(Figure contents as structured data)

..........

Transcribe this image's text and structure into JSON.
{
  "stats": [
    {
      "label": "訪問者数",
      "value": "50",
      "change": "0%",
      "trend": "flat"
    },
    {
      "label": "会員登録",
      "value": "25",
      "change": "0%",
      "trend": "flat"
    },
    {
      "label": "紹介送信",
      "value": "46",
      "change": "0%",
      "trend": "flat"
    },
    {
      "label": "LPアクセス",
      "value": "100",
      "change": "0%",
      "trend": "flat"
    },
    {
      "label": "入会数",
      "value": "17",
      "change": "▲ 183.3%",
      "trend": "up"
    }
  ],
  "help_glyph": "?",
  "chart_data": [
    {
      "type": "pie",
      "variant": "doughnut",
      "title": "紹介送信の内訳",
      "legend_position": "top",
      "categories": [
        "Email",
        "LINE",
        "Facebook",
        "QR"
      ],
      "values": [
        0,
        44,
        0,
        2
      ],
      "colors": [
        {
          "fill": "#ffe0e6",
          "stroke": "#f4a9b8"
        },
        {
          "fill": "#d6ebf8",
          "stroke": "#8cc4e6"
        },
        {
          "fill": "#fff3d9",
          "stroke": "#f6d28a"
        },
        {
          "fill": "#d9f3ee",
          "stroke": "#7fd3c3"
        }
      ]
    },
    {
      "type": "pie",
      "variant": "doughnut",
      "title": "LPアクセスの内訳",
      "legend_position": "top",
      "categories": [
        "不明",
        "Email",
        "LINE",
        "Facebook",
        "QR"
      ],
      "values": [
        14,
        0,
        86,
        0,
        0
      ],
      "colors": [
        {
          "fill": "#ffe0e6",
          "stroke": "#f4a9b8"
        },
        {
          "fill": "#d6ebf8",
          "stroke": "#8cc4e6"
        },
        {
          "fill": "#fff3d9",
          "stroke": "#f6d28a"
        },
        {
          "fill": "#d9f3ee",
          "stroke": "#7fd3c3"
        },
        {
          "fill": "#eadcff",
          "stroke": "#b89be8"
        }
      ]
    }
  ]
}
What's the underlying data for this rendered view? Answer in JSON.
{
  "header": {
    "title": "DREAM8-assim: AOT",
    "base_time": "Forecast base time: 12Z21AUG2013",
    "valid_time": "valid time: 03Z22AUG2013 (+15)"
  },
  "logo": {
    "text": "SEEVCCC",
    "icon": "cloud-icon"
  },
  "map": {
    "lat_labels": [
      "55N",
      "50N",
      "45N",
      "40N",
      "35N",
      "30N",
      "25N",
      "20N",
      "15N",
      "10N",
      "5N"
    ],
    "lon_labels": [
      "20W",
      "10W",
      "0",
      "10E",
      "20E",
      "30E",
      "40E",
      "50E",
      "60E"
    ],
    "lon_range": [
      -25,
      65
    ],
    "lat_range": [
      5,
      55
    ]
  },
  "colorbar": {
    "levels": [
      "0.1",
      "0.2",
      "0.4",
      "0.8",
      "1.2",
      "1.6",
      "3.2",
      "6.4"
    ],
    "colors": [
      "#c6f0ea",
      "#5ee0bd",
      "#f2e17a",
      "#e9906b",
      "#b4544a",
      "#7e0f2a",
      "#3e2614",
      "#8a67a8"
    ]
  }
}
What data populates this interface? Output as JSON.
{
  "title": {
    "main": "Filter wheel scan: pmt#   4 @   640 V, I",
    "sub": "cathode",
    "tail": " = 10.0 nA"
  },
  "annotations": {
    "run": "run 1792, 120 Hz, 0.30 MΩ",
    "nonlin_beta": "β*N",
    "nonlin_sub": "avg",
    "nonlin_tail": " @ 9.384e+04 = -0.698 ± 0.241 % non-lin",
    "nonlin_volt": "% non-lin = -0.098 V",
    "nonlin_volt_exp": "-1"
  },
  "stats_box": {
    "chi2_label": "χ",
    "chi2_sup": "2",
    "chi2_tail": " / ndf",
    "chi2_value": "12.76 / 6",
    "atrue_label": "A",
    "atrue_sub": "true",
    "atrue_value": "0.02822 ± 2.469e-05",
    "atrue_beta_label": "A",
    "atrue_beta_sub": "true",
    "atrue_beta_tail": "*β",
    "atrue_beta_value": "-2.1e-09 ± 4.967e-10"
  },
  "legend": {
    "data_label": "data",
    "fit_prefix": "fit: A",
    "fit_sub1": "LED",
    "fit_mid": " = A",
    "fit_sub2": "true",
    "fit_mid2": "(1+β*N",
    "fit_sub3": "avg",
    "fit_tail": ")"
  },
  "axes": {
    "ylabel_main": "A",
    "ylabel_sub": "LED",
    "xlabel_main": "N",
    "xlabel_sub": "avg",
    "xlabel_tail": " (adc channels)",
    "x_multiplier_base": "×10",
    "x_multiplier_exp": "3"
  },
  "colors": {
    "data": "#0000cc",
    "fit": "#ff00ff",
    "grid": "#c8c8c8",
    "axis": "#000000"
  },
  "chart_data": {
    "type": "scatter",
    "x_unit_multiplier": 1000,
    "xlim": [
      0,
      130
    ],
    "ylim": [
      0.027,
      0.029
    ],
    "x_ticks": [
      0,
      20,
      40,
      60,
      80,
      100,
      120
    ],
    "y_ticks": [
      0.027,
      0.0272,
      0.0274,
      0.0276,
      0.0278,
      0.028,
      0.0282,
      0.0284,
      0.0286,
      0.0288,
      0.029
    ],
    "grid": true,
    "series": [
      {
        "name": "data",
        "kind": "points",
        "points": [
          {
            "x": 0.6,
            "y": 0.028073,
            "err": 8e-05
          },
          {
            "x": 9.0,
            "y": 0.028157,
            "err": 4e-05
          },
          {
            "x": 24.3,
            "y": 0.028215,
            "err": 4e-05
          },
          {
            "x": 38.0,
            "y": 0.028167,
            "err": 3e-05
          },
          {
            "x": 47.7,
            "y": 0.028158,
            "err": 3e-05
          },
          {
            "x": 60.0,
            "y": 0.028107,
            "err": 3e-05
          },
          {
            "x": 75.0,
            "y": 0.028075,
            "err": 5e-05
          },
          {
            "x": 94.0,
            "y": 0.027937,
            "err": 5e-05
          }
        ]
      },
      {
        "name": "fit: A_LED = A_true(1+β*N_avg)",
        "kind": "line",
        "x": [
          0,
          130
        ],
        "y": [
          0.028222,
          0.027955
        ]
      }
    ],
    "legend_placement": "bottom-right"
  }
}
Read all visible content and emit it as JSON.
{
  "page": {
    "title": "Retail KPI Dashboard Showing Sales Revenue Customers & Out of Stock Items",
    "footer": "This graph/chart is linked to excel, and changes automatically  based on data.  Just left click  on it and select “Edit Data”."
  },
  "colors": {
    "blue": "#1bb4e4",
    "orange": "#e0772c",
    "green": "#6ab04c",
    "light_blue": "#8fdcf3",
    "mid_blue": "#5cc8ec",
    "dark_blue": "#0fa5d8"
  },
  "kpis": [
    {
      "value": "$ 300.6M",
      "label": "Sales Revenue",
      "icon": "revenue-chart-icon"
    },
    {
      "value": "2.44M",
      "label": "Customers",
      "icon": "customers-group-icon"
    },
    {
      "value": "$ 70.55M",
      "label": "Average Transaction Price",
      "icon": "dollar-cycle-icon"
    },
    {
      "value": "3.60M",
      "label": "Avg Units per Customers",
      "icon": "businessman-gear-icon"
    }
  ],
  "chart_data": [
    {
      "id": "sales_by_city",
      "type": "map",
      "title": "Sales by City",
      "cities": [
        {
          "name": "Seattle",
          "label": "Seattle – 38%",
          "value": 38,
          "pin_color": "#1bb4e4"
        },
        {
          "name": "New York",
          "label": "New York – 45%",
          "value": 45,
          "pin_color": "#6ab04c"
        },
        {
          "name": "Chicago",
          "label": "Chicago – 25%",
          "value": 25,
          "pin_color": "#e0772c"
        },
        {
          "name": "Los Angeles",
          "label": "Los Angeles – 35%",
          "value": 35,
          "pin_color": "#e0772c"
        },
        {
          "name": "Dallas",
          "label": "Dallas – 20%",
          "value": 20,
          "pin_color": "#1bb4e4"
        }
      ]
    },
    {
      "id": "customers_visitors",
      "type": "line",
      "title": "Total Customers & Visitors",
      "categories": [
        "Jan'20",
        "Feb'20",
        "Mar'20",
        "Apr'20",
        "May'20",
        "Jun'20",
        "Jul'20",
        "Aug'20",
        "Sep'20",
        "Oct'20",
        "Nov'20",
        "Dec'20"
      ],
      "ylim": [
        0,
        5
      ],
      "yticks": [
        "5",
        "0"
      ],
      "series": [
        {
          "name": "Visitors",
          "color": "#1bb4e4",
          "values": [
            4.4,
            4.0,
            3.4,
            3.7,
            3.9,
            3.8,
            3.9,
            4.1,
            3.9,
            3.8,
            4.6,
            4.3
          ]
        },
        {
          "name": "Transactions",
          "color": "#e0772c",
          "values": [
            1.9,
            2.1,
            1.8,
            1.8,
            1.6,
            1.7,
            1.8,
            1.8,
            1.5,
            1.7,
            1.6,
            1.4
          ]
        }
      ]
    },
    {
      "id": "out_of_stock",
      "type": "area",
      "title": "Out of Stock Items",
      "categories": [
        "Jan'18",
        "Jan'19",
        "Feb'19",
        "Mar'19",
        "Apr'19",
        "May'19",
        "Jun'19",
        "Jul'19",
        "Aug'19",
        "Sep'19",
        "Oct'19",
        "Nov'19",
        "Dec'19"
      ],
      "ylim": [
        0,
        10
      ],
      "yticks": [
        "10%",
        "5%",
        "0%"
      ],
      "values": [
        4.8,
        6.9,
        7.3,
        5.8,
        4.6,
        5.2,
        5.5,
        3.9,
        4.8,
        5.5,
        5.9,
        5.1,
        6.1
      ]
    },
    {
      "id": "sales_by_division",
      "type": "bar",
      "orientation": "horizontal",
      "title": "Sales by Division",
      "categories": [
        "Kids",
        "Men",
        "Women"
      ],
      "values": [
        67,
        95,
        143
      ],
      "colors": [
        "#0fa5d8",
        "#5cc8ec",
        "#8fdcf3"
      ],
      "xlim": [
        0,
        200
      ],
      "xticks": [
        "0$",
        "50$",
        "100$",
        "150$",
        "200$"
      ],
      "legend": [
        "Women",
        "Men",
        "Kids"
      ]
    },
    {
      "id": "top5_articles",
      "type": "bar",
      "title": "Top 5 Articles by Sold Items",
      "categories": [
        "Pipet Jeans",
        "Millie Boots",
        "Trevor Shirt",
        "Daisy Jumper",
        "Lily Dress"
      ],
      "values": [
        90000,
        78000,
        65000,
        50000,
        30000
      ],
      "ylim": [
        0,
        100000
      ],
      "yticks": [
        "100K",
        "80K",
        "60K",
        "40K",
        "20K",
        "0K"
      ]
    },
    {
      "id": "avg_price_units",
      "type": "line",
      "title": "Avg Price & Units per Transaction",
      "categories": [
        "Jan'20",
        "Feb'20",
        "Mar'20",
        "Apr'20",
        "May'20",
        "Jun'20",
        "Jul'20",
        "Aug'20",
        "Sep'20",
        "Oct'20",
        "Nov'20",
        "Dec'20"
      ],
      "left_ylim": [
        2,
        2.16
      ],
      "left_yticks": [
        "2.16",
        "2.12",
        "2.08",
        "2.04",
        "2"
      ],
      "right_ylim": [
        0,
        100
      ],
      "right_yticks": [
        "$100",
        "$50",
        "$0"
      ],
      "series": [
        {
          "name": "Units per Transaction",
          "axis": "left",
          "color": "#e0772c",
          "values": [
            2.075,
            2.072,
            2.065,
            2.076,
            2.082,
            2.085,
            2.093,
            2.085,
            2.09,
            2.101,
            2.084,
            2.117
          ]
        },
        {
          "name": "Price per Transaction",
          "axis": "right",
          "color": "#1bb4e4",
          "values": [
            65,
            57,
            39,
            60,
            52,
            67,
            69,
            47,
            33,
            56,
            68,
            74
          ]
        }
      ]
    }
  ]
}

..........

### What to produce
Reply with one number only: the count of lines in the entries that contain "Items".

### Expected answer
3